* begin *

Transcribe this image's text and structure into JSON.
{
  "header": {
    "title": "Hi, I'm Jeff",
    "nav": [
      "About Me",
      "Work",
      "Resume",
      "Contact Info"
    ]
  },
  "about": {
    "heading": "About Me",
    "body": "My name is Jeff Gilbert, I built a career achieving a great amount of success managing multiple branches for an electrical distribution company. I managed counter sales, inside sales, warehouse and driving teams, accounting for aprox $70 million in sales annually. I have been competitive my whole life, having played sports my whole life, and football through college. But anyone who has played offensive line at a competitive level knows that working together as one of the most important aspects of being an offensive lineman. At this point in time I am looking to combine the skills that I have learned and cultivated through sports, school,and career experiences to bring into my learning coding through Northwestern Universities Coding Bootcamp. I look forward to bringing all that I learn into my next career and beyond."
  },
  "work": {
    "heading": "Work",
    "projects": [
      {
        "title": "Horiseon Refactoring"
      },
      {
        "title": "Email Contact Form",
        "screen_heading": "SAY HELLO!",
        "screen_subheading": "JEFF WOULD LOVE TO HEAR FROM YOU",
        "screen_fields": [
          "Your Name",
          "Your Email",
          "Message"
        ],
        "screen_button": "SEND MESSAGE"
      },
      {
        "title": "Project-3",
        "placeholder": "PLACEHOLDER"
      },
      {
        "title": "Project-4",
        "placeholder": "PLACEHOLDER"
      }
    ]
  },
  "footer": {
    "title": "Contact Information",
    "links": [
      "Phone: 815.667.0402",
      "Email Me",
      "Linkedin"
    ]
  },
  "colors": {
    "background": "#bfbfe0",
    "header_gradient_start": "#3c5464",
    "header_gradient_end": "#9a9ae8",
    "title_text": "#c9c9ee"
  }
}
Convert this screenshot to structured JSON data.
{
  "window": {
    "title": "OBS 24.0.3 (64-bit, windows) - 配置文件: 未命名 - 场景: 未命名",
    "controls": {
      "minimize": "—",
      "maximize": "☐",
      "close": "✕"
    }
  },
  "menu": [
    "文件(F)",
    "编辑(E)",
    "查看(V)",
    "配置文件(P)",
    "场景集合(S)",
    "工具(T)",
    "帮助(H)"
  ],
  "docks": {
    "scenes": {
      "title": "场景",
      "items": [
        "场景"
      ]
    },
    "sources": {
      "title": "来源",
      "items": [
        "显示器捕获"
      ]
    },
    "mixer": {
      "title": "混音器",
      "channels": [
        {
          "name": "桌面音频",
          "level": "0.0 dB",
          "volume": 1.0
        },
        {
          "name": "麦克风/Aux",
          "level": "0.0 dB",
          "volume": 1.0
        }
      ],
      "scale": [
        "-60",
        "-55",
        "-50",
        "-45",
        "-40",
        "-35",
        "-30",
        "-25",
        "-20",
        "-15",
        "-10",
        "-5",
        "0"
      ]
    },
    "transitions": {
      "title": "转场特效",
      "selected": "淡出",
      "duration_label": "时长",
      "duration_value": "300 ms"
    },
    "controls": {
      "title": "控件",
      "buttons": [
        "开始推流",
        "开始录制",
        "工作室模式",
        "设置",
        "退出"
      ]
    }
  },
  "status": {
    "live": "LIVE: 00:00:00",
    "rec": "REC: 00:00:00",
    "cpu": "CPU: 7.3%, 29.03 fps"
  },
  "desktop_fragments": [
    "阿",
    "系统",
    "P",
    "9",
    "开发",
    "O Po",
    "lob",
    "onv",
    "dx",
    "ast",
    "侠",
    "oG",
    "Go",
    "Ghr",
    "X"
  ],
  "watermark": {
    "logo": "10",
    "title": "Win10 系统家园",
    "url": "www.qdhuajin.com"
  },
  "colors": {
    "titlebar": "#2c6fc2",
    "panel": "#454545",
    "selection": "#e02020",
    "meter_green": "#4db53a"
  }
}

* end *

§ **GOAL OF THE EXERCISE**: Retype all of the entries precisely as they are.

§ **CORRECT RESULT**:
Transcribe this image's text and structure into JSON.
{
  "header": {
    "title": "Hi, I'm Jeff",
    "nav": [
      "About Me",
      "Work",
      "Resume",
      "Contact Info"
    ]
  },
  "about": {
    "heading": "About Me",
    "body": "My name is Jeff Gilbert, I built a career achieving a great amount of success managing multiple branches for an electrical distribution company. I managed counter sales, inside sales, warehouse and driving teams, accounting for aprox $70 million in sales annually. I have been competitive my whole life, having played sports my whole life, and football through college. But anyone who has played offensive line at a competitive level knows that working together as one of the most important aspects of being an offensive lineman. At this point in time I am looking to combine the skills that I have learned and cultivated through sports, school,and career experiences to bring into my learning coding through Northwestern Universities Coding Bootcamp. I look forward to bringing all that I learn into my next career and beyond."
  },
  "work": {
    "heading": "Work",
    "projects": [
      {
        "title": "Horiseon Refactoring"
      },
      {
        "title": "Email Contact Form",
        "screen_heading": "SAY HELLO!",
        "screen_subheading": "JEFF WOULD LOVE TO HEAR FROM YOU",
        "screen_fields": [
          "Your Name",
          "Your Email",
          "Message"
        ],
        "screen_button": "SEND MESSAGE"
      },
      {
        "title": "Project-3",
        "placeholder": "PLACEHOLDER"
      },
      {
        "title": "Project-4",
        "placeholder": "PLACEHOLDER"
      }
    ]
  },
  "footer": {
    "title": "Contact Information",
    "links": [
      "Phone: 815.667.0402",
      "Email Me",
      "Linkedin"
    ]
  },
  "colors": {
    "background": "#bfbfe0",
    "header_gradient_start": "#3c5464",
    "header_gradient_end": "#9a9ae8",
    "title_text": "#c9c9ee"
  }
}
Convert this screenshot to structured JSON data.
{
  "window": {
    "title": "OBS 24.0.3 (64-bit, windows) - 配置文件: 未命名 - 场景: 未命名",
    "controls": {
      "minimize": "—",
      "maximize": "☐",
      "close": "✕"
    }
  },
  "menu": [
    "文件(F)",
    "编辑(E)",
    "查看(V)",
    "配置文件(P)",
    "场景集合(S)",
    "工具(T)",
    "帮助(H)"
  ],
  "docks": {
    "scenes": {
      "title": "场景",
      "items": [
        "场景"
      ]
    },
    "sources": {
      "title": "来源",
      "items": [
        "显示器捕获"
      ]
    },
    "mixer": {
      "title": "混音器",
      "channels": [
        {
          "name": "桌面音频",
          "level": "0.0 dB",
          "volume": 1.0
        },
        {
          "name": "麦克风/Aux",
          "level": "0.0 dB",
          "volume": 1.0
        }
      ],
      "scale": [
        "-60",
        "-55",
        "-50",
        "-45",
        "-40",
        "-35",
        "-30",
        "-25",
        "-20",
        "-15",
        "-10",
        "-5",
        "0"
      ]
    },
    "transitions": {
      "title": "转场特效",
      "selected": "淡出",
      "duration_label": "时长",
      "duration_value": "300 ms"
    },
    "controls": {
      "title": "控件",
      "buttons": [
        "开始推流",
        "开始录制",
        "工作室模式",
        "设置",
        "退出"
      ]
    }
  },
  "status": {
    "live": "LIVE: 00:00:00",
    "rec": "REC: 00:00:00",
    "cpu": "CPU: 7.3%, 29.03 fps"
  },
  "desktop_fragments": [
    "阿",
    "系统",
    "P",
    "9",
    "开发",
    "O Po",
    "lob",
    "onv",
    "dx",
    "ast",
    "侠",
    "oG",
    "Go",
    "Ghr",
    "X"
  ],
  "watermark": {
    "logo": "10",
    "title": "Win10 系统家园",
    "url": "www.qdhuajin.com"
  },
  "colors": {
    "titlebar": "#2c6fc2",
    "panel": "#454545",
    "selection": "#e02020",
    "meter_green": "#4db53a"
  }
}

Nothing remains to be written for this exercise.